Start Records provided

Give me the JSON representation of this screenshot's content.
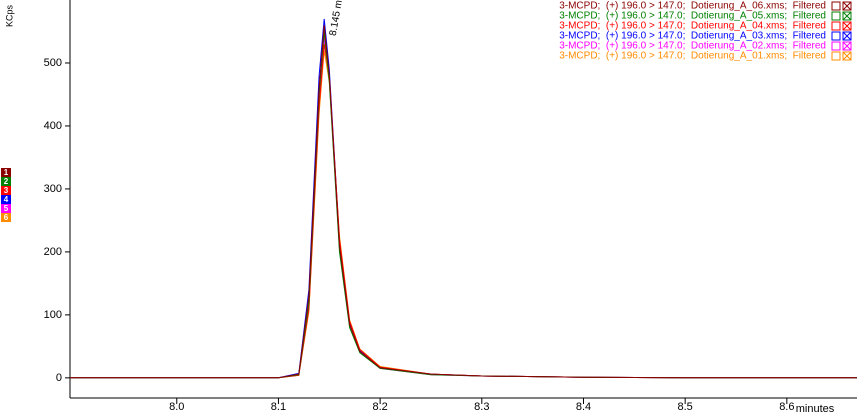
{
  "chart_data": {
    "type": "line",
    "y_label": "KCps",
    "x_label": "minutes",
    "annotation": "8.145 m",
    "x": [
      7.895,
      8.1,
      8.12,
      8.13,
      8.14,
      8.145,
      8.15,
      8.16,
      8.17,
      8.18,
      8.2,
      8.25,
      8.3,
      8.4,
      8.5,
      8.669
    ],
    "series": [
      {
        "name": "3-MCPD;  (+) 196.0 > 147.0;  Dotierung_A_06.xms;  Filtered",
        "color": "#8b0000",
        "values": [
          0,
          0,
          6,
          130,
          460,
          560,
          480,
          210,
          85,
          42,
          16,
          6,
          3,
          1,
          0,
          0
        ]
      },
      {
        "name": "3-MCPD;  (+) 196.0 > 147.0;  Dotierung_A_05.xms;  Filtered",
        "color": "#008000",
        "values": [
          0,
          0,
          5,
          120,
          450,
          550,
          470,
          200,
          80,
          40,
          15,
          5,
          3,
          1,
          0,
          0
        ]
      },
      {
        "name": "3-MCPD;  (+) 196.0 > 147.0;  Dotierung_A_04.xms;  Filtered",
        "color": "#ff0000",
        "values": [
          0,
          0,
          4,
          110,
          430,
          530,
          480,
          220,
          90,
          45,
          17,
          6,
          3,
          1,
          0,
          0
        ]
      },
      {
        "name": "3-MCPD;  (+) 196.0 > 147.0;  Dotierung_A_03.xms;  Filtered",
        "color": "#0000ff",
        "values": [
          0,
          0,
          7,
          140,
          480,
          570,
          490,
          215,
          88,
          43,
          16,
          6,
          3,
          1,
          0,
          0
        ]
      },
      {
        "name": "3-MCPD;  (+) 196.0 > 147.0;  Dotierung_A_02.xms;  Filtered",
        "color": "#ff00ff",
        "values": [
          0,
          0,
          5,
          115,
          440,
          540,
          475,
          205,
          82,
          41,
          15,
          5,
          3,
          1,
          0,
          0
        ]
      },
      {
        "name": "3-MCPD;  (+) 196.0 > 147.0;  Dotierung_A_01.xms;  Filtered",
        "color": "#ff8c00",
        "values": [
          0,
          0,
          4,
          105,
          420,
          520,
          470,
          225,
          92,
          46,
          18,
          6,
          3,
          1,
          0,
          0
        ]
      }
    ],
    "trace_numbers": [
      "1",
      "2",
      "3",
      "4",
      "5",
      "6"
    ],
    "trace_colors": [
      "#8b0000",
      "#008000",
      "#ff0000",
      "#0000ff",
      "#ff00ff",
      "#ff8c00"
    ],
    "xlim": [
      7.895,
      8.669
    ],
    "ylim": [
      -32,
      600
    ],
    "xticks": [
      {
        "value": 8,
        "label": "8.0"
      },
      8.1,
      8.2,
      8.3,
      8.4,
      8.5,
      8.6
    ],
    "yticks": [
      0,
      100,
      200,
      300,
      400,
      500
    ],
    "legend": "top-right"
  }
}
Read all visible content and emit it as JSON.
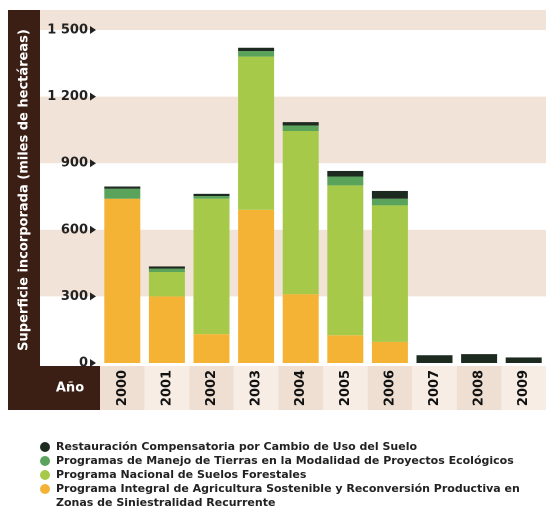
{
  "chart_data": {
    "type": "stacked_bar",
    "y_label": "Superficie incorporada (miles de hectáreas)",
    "x_label": "Año",
    "categories": [
      "2000",
      "2001",
      "2002",
      "2003",
      "2004",
      "2005",
      "2006",
      "2007",
      "2008",
      "2009"
    ],
    "series": [
      {
        "name": "Restauración Compensatoria por Cambio de Uso del Suelo",
        "color": "#1d2a1f",
        "values": [
          10,
          10,
          10,
          15,
          15,
          25,
          35,
          35,
          40,
          25
        ]
      },
      {
        "name": "Programas de Manejo de Tierras en la Modalidad de Proyectos Ecológicos",
        "color": "#5aa35a",
        "values": [
          45,
          15,
          12,
          25,
          25,
          40,
          30,
          0,
          0,
          0
        ]
      },
      {
        "name": "Programa Nacional de Suelos Forestales",
        "color": "#a6c94a",
        "values": [
          0,
          110,
          610,
          690,
          735,
          675,
          615,
          0,
          0,
          0
        ]
      },
      {
        "name": "Programa Integral de Agricultura Sostenible y Reconversión Productiva en Zonas de Siniestralidad Recurrente",
        "color": "#f5b335",
        "values": [
          740,
          300,
          130,
          690,
          310,
          125,
          95,
          0,
          0,
          0
        ]
      }
    ],
    "ylim": [
      0,
      1600
    ],
    "yticks": [
      0,
      300,
      600,
      900,
      {
        "value": 1200,
        "label": "1 200"
      },
      {
        "value": 1500,
        "label": "1 500"
      }
    ]
  }
}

End Records provided

**Problem to solve:**
Point out every line holding the string "JSON" and copy it.

**Task response:**
Give me the JSON representation of this screenshot's content.
Read all visible content and emit it as JSON.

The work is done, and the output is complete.